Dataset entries
+++++

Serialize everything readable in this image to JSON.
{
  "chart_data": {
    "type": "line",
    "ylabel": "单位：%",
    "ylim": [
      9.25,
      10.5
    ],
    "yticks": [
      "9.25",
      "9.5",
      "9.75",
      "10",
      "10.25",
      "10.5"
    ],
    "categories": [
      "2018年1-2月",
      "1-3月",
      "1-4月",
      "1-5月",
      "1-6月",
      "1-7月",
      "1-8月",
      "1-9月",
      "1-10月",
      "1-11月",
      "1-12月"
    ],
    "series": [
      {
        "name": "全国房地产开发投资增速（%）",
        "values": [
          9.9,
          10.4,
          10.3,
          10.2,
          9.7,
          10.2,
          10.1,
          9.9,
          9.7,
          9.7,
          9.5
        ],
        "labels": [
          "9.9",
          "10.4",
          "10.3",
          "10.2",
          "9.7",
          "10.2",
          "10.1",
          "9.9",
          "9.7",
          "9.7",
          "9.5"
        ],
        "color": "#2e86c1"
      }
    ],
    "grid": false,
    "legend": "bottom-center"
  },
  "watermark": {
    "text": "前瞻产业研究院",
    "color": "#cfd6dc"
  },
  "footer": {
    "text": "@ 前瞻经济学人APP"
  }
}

+++++

▶ _WRITTEN INSTRUCTION_
Write out the whole listing exactly.

▶ _ANSWER_
Serialize everything readable in this image to JSON.
{
  "chart_data": {
    "type": "line",
    "ylabel": "单位：%",
    "ylim": [
      9.25,
      10.5
    ],
    "yticks": [
      "9.25",
      "9.5",
      "9.75",
      "10",
      "10.25",
      "10.5"
    ],
    "categories": [
      "2018年1-2月",
      "1-3月",
      "1-4月",
      "1-5月",
      "1-6月",
      "1-7月",
      "1-8月",
      "1-9月",
      "1-10月",
      "1-11月",
      "1-12月"
    ],
    "series": [
      {
        "name": "全国房地产开发投资增速（%）",
        "values": [
          9.9,
          10.4,
          10.3,
          10.2,
          9.7,
          10.2,
          10.1,
          9.9,
          9.7,
          9.7,
          9.5
        ],
        "labels": [
          "9.9",
          "10.4",
          "10.3",
          "10.2",
          "9.7",
          "10.2",
          "10.1",
          "9.9",
          "9.7",
          "9.7",
          "9.5"
        ],
        "color": "#2e86c1"
      }
    ],
    "grid": false,
    "legend": "bottom-center"
  },
  "watermark": {
    "text": "前瞻产业研究院",
    "color": "#cfd6dc"
  },
  "footer": {
    "text": "@ 前瞻经济学人APP"
  }
}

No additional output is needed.